Page text:
========
Serious Fun

Creating solutions that deliver in a world where the way we live and work continues to change.

Serious Fun

Creating solutions that deliver in a world where the way we live and work continues to change.

You’ll find the home of Noho in a former factory in a light-industrial area of Lower Hutt, its facade all brick and plaster pomp and its interior stripped-back and functional, black steel and glulam timber. There’s one big room for designers and a series of workshops behind, in a kind of commercial version of party out the front. 

I visited on a quiet Friday afternoon. There were prototypes for new Noho products in the workshop. A Lightly chair (which had yet to be released at that point) was being tested for weight bearing using a machine that repeatedly pressed down on it – its progress and the chair’s eventual demise some time over the weekend captured by video link. (All chairs are tested for commercial standards – at Noho they do it in-house to make sure they pass.) I felt a little sorry for the chair, and that’s partly because of its slightly humanoid qualities – a kind of cheerfulness. 

Noho is owned by Formway, a design studio that has existed in some incarnation since the 1950s; in the past 20 years – under the helm of co-chief executives Kent Parker and Paul Wilkinson – it has become known as one of the world’s leading designers of task chairs, including the Life chair, and the Generation (or Be) chair for Knoll. It’s something of a classic New Zealand story that the design happens here, in little old Lower Hutt, and it’s a story that has imbued this small studio with a deep knowledge of ergonomic design – of how we sit, or don’t sit, over the course of a day. “Seating is very personal – it’s a very human object,” says Wilkinson. “It interacts with your body and it moves with you.”
========
Objective: Pull out everything in the Noho article above from "You’ll find the" down to "out the front.", copying it word for word.

Records:
========
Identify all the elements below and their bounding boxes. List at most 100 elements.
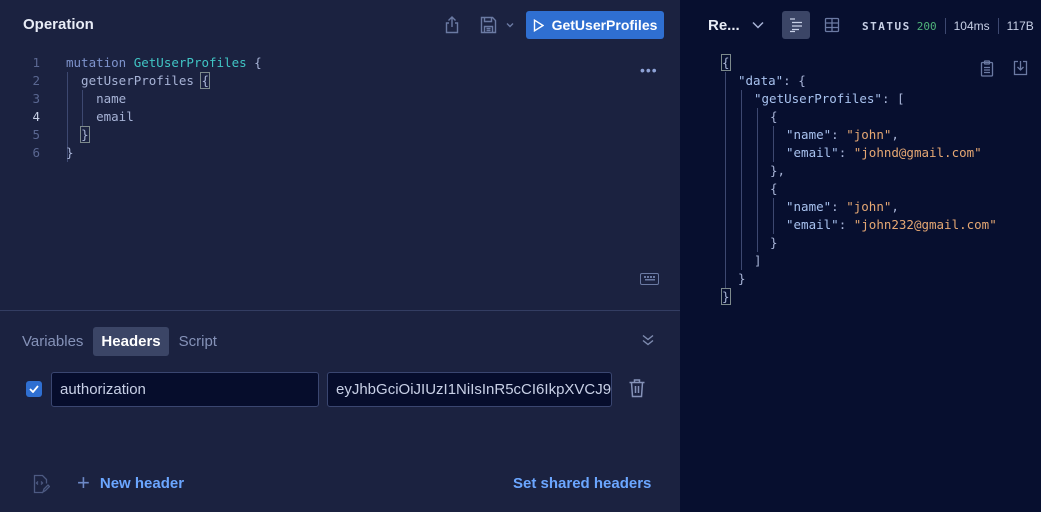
code-token: { [200,72,210,89]
panel-divider[interactable] [0,310,680,311]
response-text: { [721,54,731,72]
code-token: getUserProfiles [66,73,202,88]
code-token: email [66,109,134,124]
code-token: GetUserProfiles [133,55,247,70]
code-line[interactable]: 5 } [0,126,680,144]
share-icon [445,16,459,34]
response-text: }, [770,162,785,180]
run-operation-button[interactable]: GetUserProfiles [526,11,664,39]
response-line: { [680,180,1041,198]
response-line: { [680,108,1041,126]
json-punctuation: { [721,54,731,71]
code-token: } [80,126,90,143]
indent-guide [725,72,726,288]
tab-script[interactable]: Script [171,327,225,356]
share-button[interactable] [443,15,461,35]
keyboard-icon[interactable] [640,273,659,285]
play-icon [533,18,544,32]
json-punctuation: } [738,271,746,286]
json-key: "email" [786,217,839,232]
code-line[interactable]: 4 email [0,108,680,126]
file-code-icon[interactable] [32,474,51,499]
code-line[interactable]: 2 getUserProfiles { [0,72,680,90]
text-align-icon [790,18,802,33]
json-punctuation: : [831,127,847,142]
save-options-dropdown[interactable] [504,18,516,32]
code-text: name [66,90,126,108]
response-text: "getUserProfiles": [ [754,90,905,108]
json-string: "john" [846,199,892,214]
header-key-input[interactable]: authorization [51,372,319,407]
run-button-label: GetUserProfiles [551,17,658,33]
more-icon[interactable]: ••• [640,62,658,78]
code-token: mutation [66,55,134,70]
code-line[interactable]: 6} [0,144,680,162]
response-line: } [680,270,1041,288]
json-key: "email" [786,145,839,160]
save-icon [480,16,496,34]
table-view-button[interactable] [818,11,846,39]
chevron-down-icon [506,23,514,28]
json-key: "name" [786,199,832,214]
check-icon [29,385,39,393]
code-line[interactable]: 1 mutation GetUserProfiles { [0,54,680,72]
plus-icon: + [77,470,90,495]
clipboard-icon [980,60,994,77]
code-token: { [246,55,262,70]
code-line[interactable]: 3 name [0,90,680,108]
response-line: ] [680,252,1041,270]
separator [997,18,999,34]
download-icon [1013,60,1028,76]
json-punctuation: } [721,288,731,305]
response-line: } [680,234,1041,252]
json-punctuation: : { [783,73,806,88]
chevron-down-icon [752,21,764,29]
response-line: "email": "johnd@gmail.com" [680,144,1041,162]
save-button[interactable] [478,15,498,35]
json-punctuation: : [838,145,854,160]
download-response-button[interactable] [1013,60,1028,81]
line-number: 2 [32,73,40,88]
set-shared-headers-link[interactable]: Set shared headers [513,475,651,492]
tab-variables[interactable]: Variables [14,327,91,356]
json-punctuation: ] [754,253,762,268]
json-punctuation: } [770,235,778,250]
delete-header-button[interactable] [628,378,646,403]
code-text: } [66,144,74,162]
response-line: }, [680,162,1041,180]
json-punctuation: { [770,109,778,124]
response-line: "getUserProfiles": [ [680,90,1041,108]
json-punctuation: }, [770,163,786,178]
header-value-input[interactable]: eyJhbGciOiJIUzI1NiIsInR5cCI6IkpXVCJ9.eyJ [327,372,612,407]
code-token: name [66,91,127,106]
line-number: 6 [32,145,40,160]
response-status: STATUS 200 104ms 117B [862,18,1034,34]
query-editor[interactable]: 1 mutation GetUserProfiles {2 getUserProf… [0,54,680,162]
response-dropdown[interactable] [751,17,765,38]
json-punctuation: { [770,181,778,196]
response-title[interactable]: Re... [708,17,740,34]
response-viewer[interactable]: {"data": {"getUserProfiles": [{"name": "… [680,54,1041,306]
response-text: { [770,180,778,198]
new-header-button[interactable]: + New header [77,470,184,495]
line-number: 3 [32,91,40,106]
json-string: "john232@gmail.com" [853,217,997,232]
json-string: "john" [846,127,892,142]
indent-guide [773,198,774,234]
json-punctuation: : [838,217,854,232]
json-punctuation: , [891,199,899,214]
copy-response-button[interactable] [980,60,994,82]
code-text: email [66,108,134,126]
response-size: 117B [1006,19,1034,33]
response-text: "name": "john", [786,198,899,216]
tab-headers[interactable]: Headers [93,327,169,356]
json-key: "data" [738,73,784,88]
pretty-view-button[interactable] [782,11,810,39]
response-line: "name": "john", [680,198,1041,216]
response-text: "email": "john232@gmail.com" [786,216,997,234]
operation-panel: Operation GetUserProfiles 1 mutation GetU… [0,0,680,512]
collapse-panel-button[interactable] [641,333,655,352]
json-string: "johnd@gmail.com" [853,145,982,160]
header-enabled-checkbox[interactable] [26,381,42,397]
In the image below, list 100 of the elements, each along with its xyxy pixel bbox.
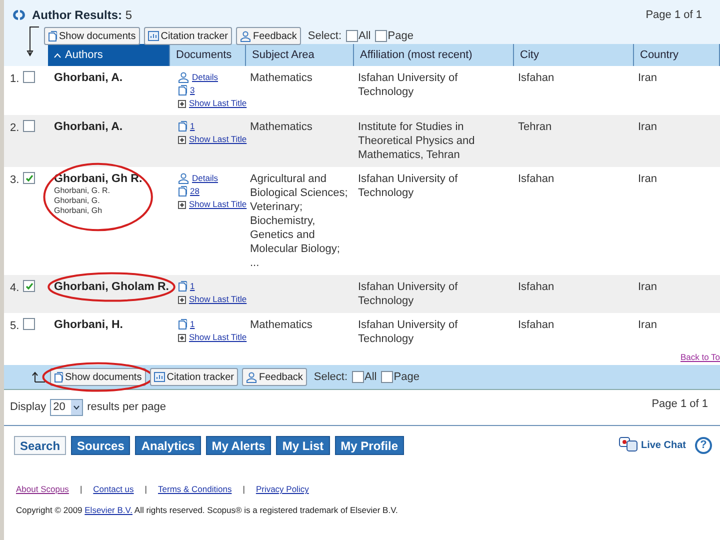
row-number: 5. [10, 319, 20, 334]
author-name[interactable]: Ghorbani, H. [54, 318, 123, 332]
chat-icon [618, 437, 639, 453]
live-chat-link[interactable]: Live Chat [640, 438, 686, 452]
person-icon [178, 173, 189, 184]
document-icon [178, 186, 187, 197]
document-link[interactable]: Show Last Title [189, 133, 247, 146]
city: Isfahan [518, 72, 554, 84]
checkbox[interactable] [23, 120, 36, 132]
checkbox-label: All [364, 370, 377, 385]
column-header[interactable]: Affiliation (most recent) [354, 44, 514, 66]
toolbar-button[interactable]: Feedback [236, 27, 301, 45]
country: Iran [638, 281, 657, 293]
document-icon [178, 121, 187, 132]
affiliation: Isfahan University of Technology [358, 281, 458, 307]
expand-icon [178, 334, 186, 342]
author-name[interactable]: Ghorbani, Gh R. [54, 172, 142, 186]
arrow-down-icon [26, 24, 40, 58]
document-link[interactable]: 28 [190, 185, 200, 198]
display-label: Display [10, 400, 46, 416]
expand-icon [178, 100, 186, 108]
select-label: Select: [308, 28, 342, 44]
column-header[interactable]: City [514, 44, 634, 66]
footer-link[interactable]: About Scopus [16, 483, 69, 496]
nav-tab[interactable]: My Alerts [206, 436, 272, 454]
document-link[interactable]: Details [192, 71, 218, 84]
checkbox[interactable] [346, 30, 358, 42]
column-header[interactable]: Subject Area [246, 44, 354, 66]
nav-tab[interactable]: Sources [71, 436, 130, 454]
document-link[interactable]: Details [192, 172, 218, 185]
separator: | [144, 483, 148, 496]
document-link[interactable]: 1 [190, 120, 195, 133]
checkbox[interactable] [23, 172, 36, 184]
affiliation: Institute for Studies in Theoretical Physics and Mathematics, Tehran [358, 121, 475, 161]
nav-tab[interactable]: My List [276, 436, 330, 454]
checkbox[interactable] [380, 371, 393, 383]
nav-tab[interactable]: Search [14, 436, 66, 454]
separator: | [242, 483, 246, 496]
person-icon [246, 372, 257, 382]
checkbox-label: Page [394, 370, 420, 385]
document-link[interactable]: 1 [190, 318, 195, 331]
toolbar-button[interactable]: Feedback [242, 368, 307, 386]
toolbar-button[interactable]: Show documents [50, 368, 146, 386]
checkbox[interactable] [23, 71, 36, 83]
page-indicator: Page 1 of 1 [646, 8, 702, 23]
arrow-up-icon [32, 370, 46, 384]
document-link[interactable]: Show Last Title [189, 97, 247, 110]
checkbox[interactable] [352, 371, 364, 383]
toolbar-button[interactable]: Citation tracker [144, 27, 232, 45]
city: Tehran [518, 121, 552, 133]
toolbar-button[interactable]: Citation tracker [150, 368, 238, 386]
country: Iran [638, 72, 657, 84]
row-number: 4. [10, 281, 20, 296]
nav-tab[interactable]: Analytics [135, 436, 201, 454]
results-dropdown[interactable]: 20 [50, 399, 84, 416]
column-header[interactable]: Authors [48, 44, 170, 66]
row-number: 3. [10, 173, 20, 188]
affiliation: Isfahan University of Technology [358, 319, 458, 345]
elsevier-link[interactable]: Elsevier B.V. [84, 504, 133, 515]
document-icon [178, 319, 187, 330]
city: Isfahan [518, 281, 554, 293]
nav-tab[interactable]: My Profile [334, 436, 404, 454]
subject-area: Mathematics [250, 319, 312, 331]
affiliation: Isfahan University of Technology [358, 72, 458, 98]
footer-link[interactable]: Contact us [93, 483, 134, 496]
person-icon [240, 30, 251, 42]
city: Isfahan [518, 319, 554, 331]
checkbox[interactable] [23, 318, 36, 330]
copyright-text: Copyright © 2009 Elsevier B.V. All rights reserved. Scopus® is a registered trademark of Elsevier B.V. [15, 504, 399, 516]
city: Isfahan [518, 173, 554, 185]
author-name[interactable]: Ghorbani, A. [54, 120, 123, 134]
checkbox[interactable] [23, 280, 36, 292]
checkbox[interactable] [374, 30, 387, 42]
page-indicator: Page 1 of 1 [652, 397, 708, 412]
row-number: 1. [10, 72, 20, 87]
footer-link[interactable]: Terms & Conditions [158, 483, 232, 496]
country: Iran [638, 319, 657, 331]
chart-icon [148, 31, 159, 41]
column-header[interactable]: Documents [170, 44, 246, 66]
footer-link[interactable]: Privacy Policy [256, 483, 309, 496]
document-icon [178, 85, 187, 96]
country: Iran [638, 121, 657, 133]
toolbar-button[interactable]: Show documents [44, 27, 140, 45]
row-number: 2. [10, 121, 20, 136]
back-to-top-link[interactable]: Back to To [680, 351, 720, 365]
column-header[interactable]: Country [634, 44, 720, 66]
document-link[interactable]: 3 [190, 84, 195, 97]
help-button[interactable]: ? [695, 436, 712, 454]
document-link[interactable]: Show Last Title [189, 198, 247, 211]
subject-area: Agricultural and Biological Sciences; Veterinary; Biochemistry, Genetics and Molecular Biology; ... [250, 173, 348, 269]
author-name[interactable]: Ghorbani, A. [54, 71, 123, 85]
subject-area: Mathematics [250, 121, 312, 133]
name-variant: Ghorbani, G. [54, 196, 101, 206]
chart-icon [154, 372, 165, 382]
name-variant: Ghorbani, G. R. [54, 186, 112, 196]
name-variant: Ghorbani, Gh [54, 206, 104, 216]
document-link[interactable]: 1 [190, 280, 195, 293]
expand-icon [178, 136, 186, 144]
document-link[interactable]: Show Last Title [189, 293, 247, 306]
document-link[interactable]: Show Last Title [189, 331, 247, 344]
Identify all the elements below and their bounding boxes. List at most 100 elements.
========
The reply:
You’ll find the home of Noho in a former factory in a light-industrial area of Lower Hutt, its facade all brick and plaster pomp and its interior stripped-back and functional, black steel and glulam timber. There’s one big room for designers and a series of workshops behind, in a kind of commercial version of party out the front.